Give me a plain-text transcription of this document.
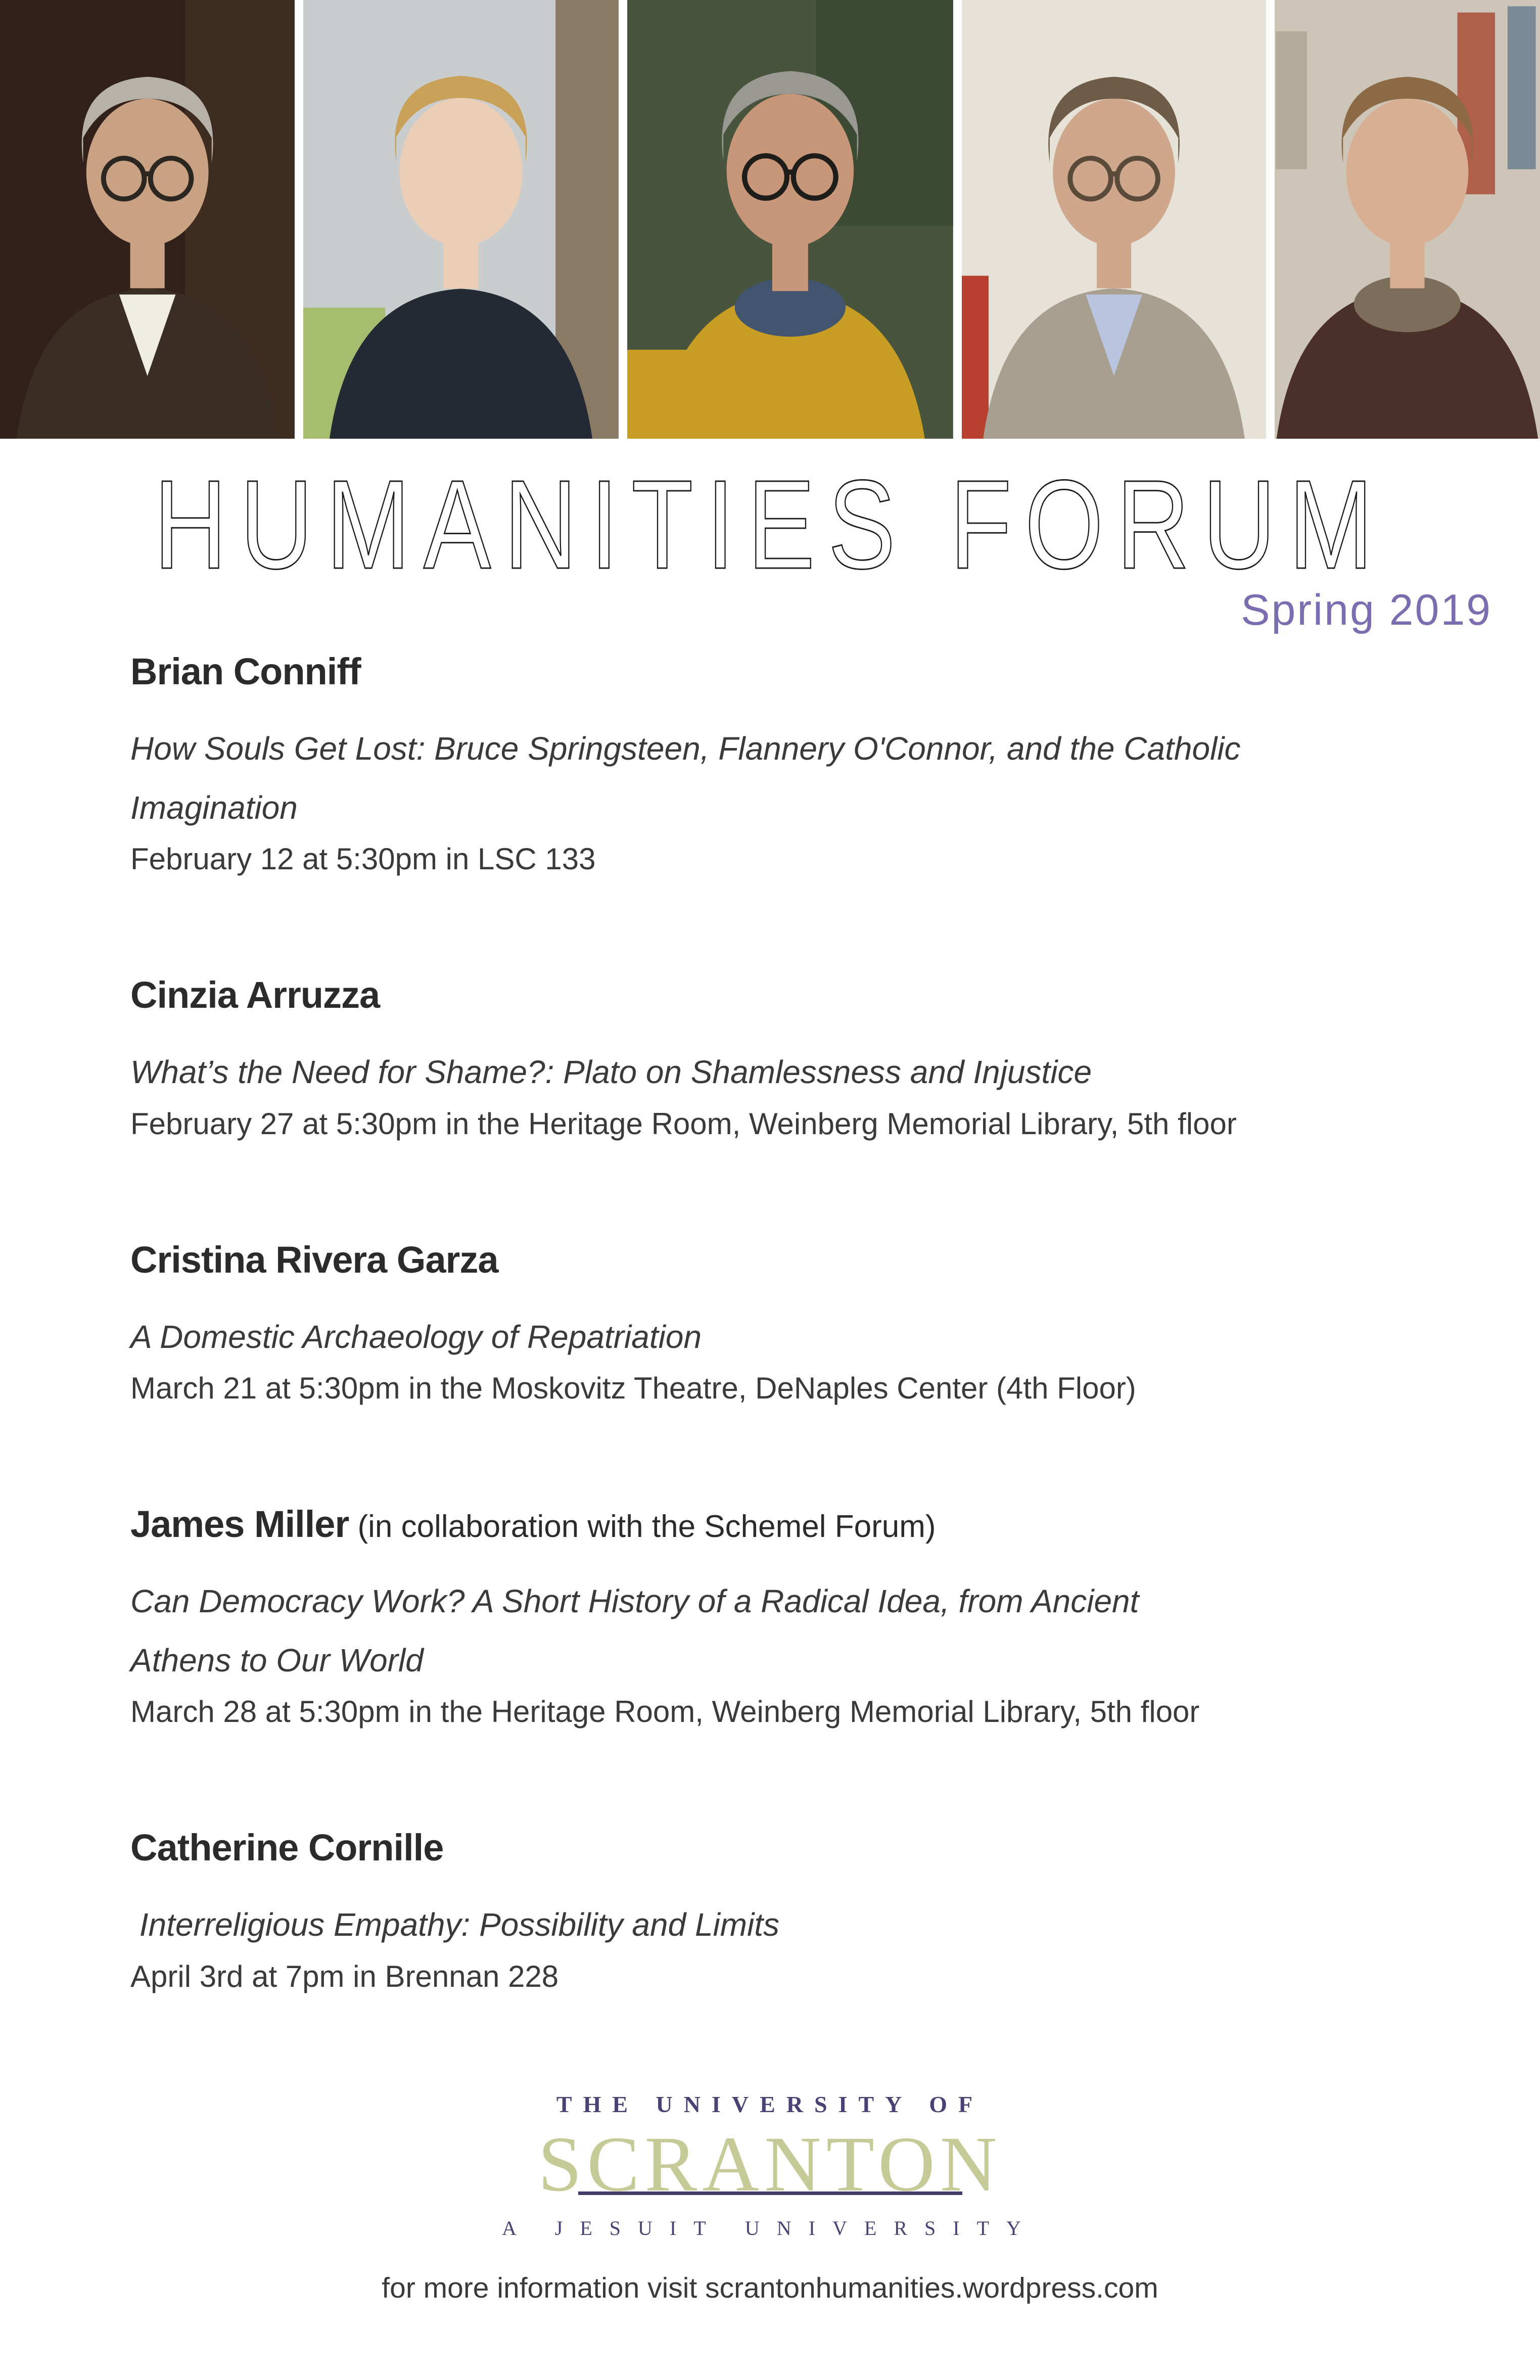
HUMANITIES FORUM
Spring 2019
Brian Conniff

How Souls Get Lost: Bruce Springsteen, Flannery O'Connor, and the Catholic
Imagination

February 12 at 5:30pm in LSC 133

Cinzia Arruzza

What’s the Need for Shame?: Plato on Shamlessness and Injustice

February 27 at 5:30pm in the Heritage Room, Weinberg Memorial Library, 5th floor

Cristina Rivera Garza

A Domestic Archaeology of Repatriation

March 21 at 5:30pm in the Moskovitz Theatre, DeNaples Center (4th Floor)

James Miller (in collaboration with the Schemel Forum)

Can Democracy Work? A Short History of a Radical Idea, from Ancient
Athens to Our World

March 28 at 5:30pm in the Heritage Room, Weinberg Memorial Library, 5th floor

Catherine Cornille

Interreligious Empathy: Possibility and Limits

April 3rd at 7pm in Brennan 228

THE UNIVERSITY OF
SCRANTON
A JESUIT UNIVERSITY
for more information visit scrantonhumanities.wordpress.com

## REQUIREMENT
Identify the lines above that contain the word "February", then copy them.

## OUTPUT FOR THIS EXERCISE
February 12 at 5:30pm in LSC 133
February 27 at 5:30pm in the Heritage Room, Weinberg Memorial Library, 5th floor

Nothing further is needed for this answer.